----- SUPPLIED ENTRIES

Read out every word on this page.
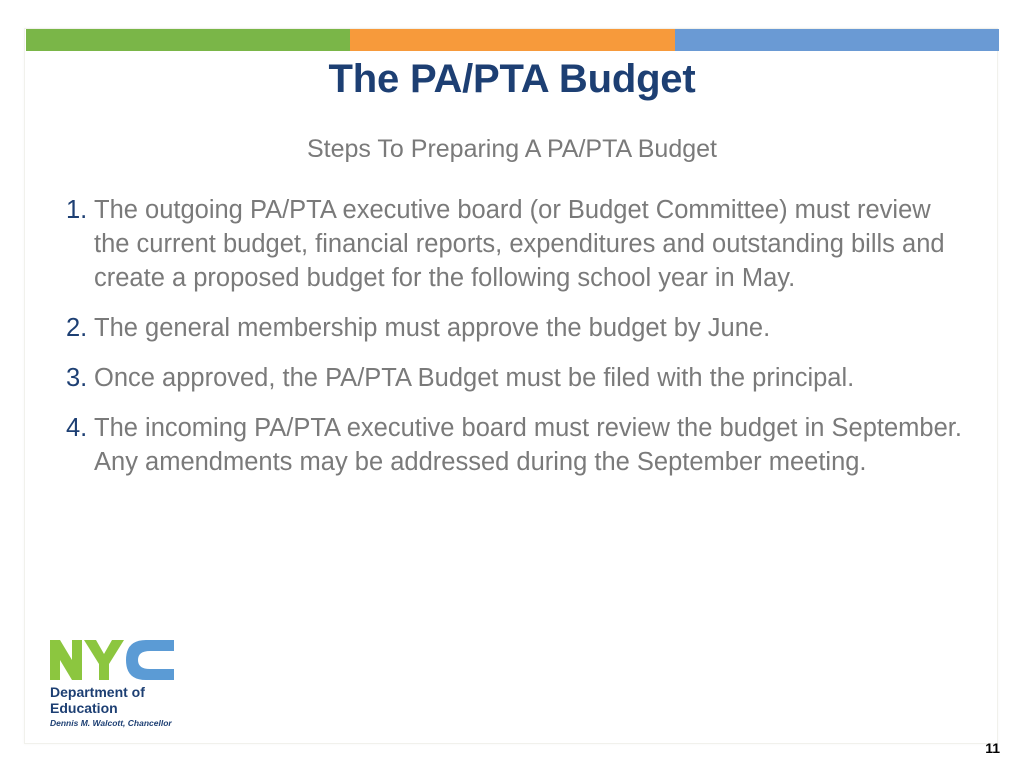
The PA/PTA Budget
Steps To Preparing A PA/PTA Budget
1. The outgoing PA/PTA executive board (or Budget Committee) must review the current budget, financial reports, expenditures and outstanding bills and create a proposed budget for the following school year in May.
2. The general membership must approve the budget by June.
3. Once approved, the PA/PTA Budget must be filed with the principal.
4. The incoming PA/PTA executive board must review the budget in September. Any amendments may be addressed during the September meeting.
Department of Education
Dennis M. Walcott, Chancellor
11
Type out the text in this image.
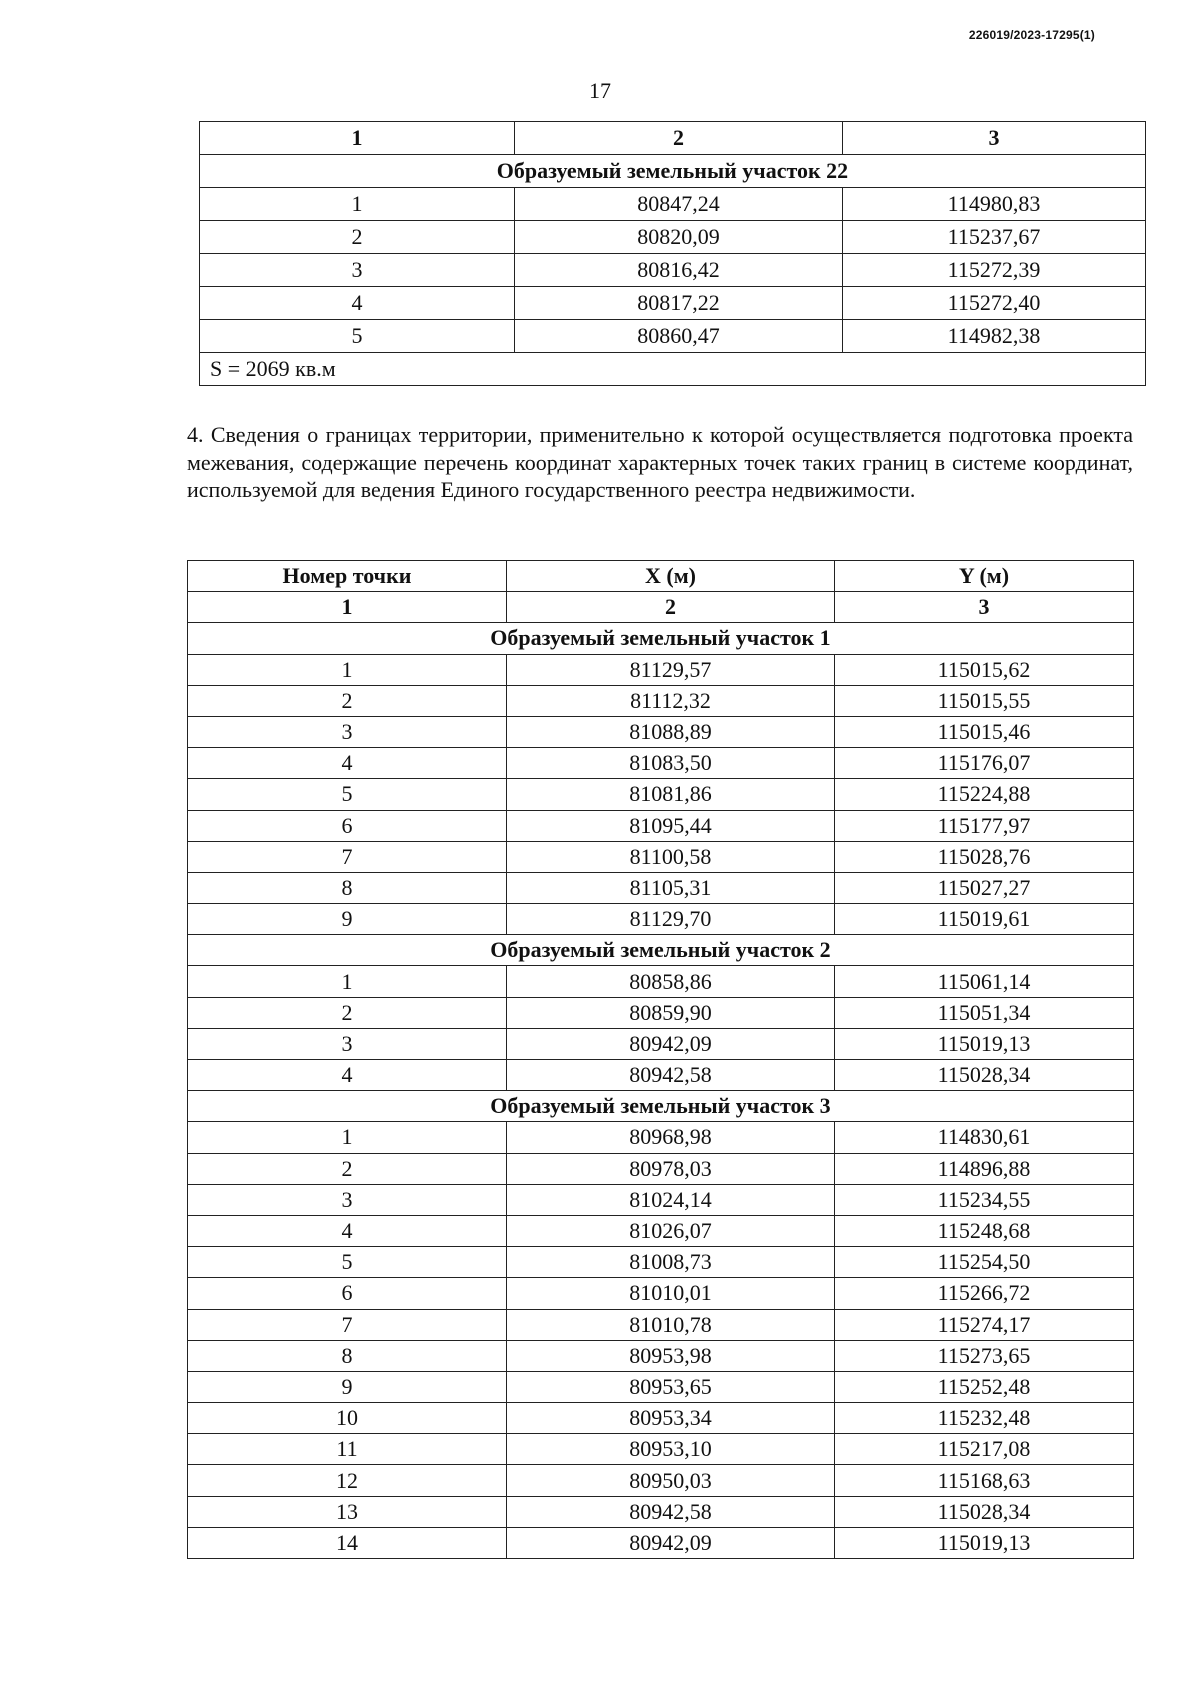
226019/2023-17295(1)
17
1	2	3
Образуемый земельный участок 22		
1	80847,24	114980,83
2	80820,09	115237,67
3	80816,42	115272,39
4	80817,22	115272,40
5	80860,47	114982,38
S = 2069 кв.м		

4. Сведения о границах территории, применительно к которой осуществляется подготовка проекта межевания, содержащие перечень координат характерных точек таких границ в системе координат, используемой для ведения Единого государственного реестра недвижимости.

Номер точки	X (м)	Y (м)
1	2	3
Образуемый земельный участок 1		
1	81129,57	115015,62
2	81112,32	115015,55
3	81088,89	115015,46
4	81083,50	115176,07
5	81081,86	115224,88
6	81095,44	115177,97
7	81100,58	115028,76
8	81105,31	115027,27
9	81129,70	115019,61
Образуемый земельный участок 2		
1	80858,86	115061,14
2	80859,90	115051,34
3	80942,09	115019,13
4	80942,58	115028,34
Образуемый земельный участок 3		
1	80968,98	114830,61
2	80978,03	114896,88
3	81024,14	115234,55
4	81026,07	115248,68
5	81008,73	115254,50
6	81010,01	115266,72
7	81010,78	115274,17
8	80953,98	115273,65
9	80953,65	115252,48
10	80953,34	115232,48
11	80953,10	115217,08
12	80950,03	115168,63
13	80942,58	115028,34
14	80942,09	115019,13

----------

AIM OF THE TASK
Reproduce the material in its entirety and word for word, without the pictures.

WRITTEN SOLUTION
Read out every word on this page.
The PA/PTA Budget
Steps To Preparing A PA/PTA Budget
1. The outgoing PA/PTA executive board (or Budget Committee) must review the current budget, financial reports, expenditures and outstanding bills and create a proposed budget for the following school year in May.
2. The general membership must approve the budget by June.
3. Once approved, the PA/PTA Budget must be filed with the principal.
4. The incoming PA/PTA executive board must review the budget in September. Any amendments may be addressed during the September meeting.
Department of Education
Dennis M. Walcott, Chancellor
11
Type out the text in this image.
226019/2023-17295(1)
17
1	2	3
Образуемый земельный участок 22		
1	80847,24	114980,83
2	80820,09	115237,67
3	80816,42	115272,39
4	80817,22	115272,40
5	80860,47	114982,38
S = 2069 кв.м		

4. Сведения о границах территории, применительно к которой осуществляется подготовка проекта межевания, содержащие перечень координат характерных точек таких границ в системе координат, используемой для ведения Единого государственного реестра недвижимости.

Номер точки	X (м)	Y (м)
1	2	3
Образуемый земельный участок 1		
1	81129,57	115015,62
2	81112,32	115015,55
3	81088,89	115015,46
4	81083,50	115176,07
5	81081,86	115224,88
6	81095,44	115177,97
7	81100,58	115028,76
8	81105,31	115027,27
9	81129,70	115019,61
Образуемый земельный участок 2		
1	80858,86	115061,14
2	80859,90	115051,34
3	80942,09	115019,13
4	80942,58	115028,34
Образуемый земельный участок 3		
1	80968,98	114830,61
2	80978,03	114896,88
3	81024,14	115234,55
4	81026,07	115248,68
5	81008,73	115254,50
6	81010,01	115266,72
7	81010,78	115274,17
8	80953,98	115273,65
9	80953,65	115252,48
10	80953,34	115232,48
11	80953,10	115217,08
12	80950,03	115168,63
13	80942,58	115028,34
14	80942,09	115019,13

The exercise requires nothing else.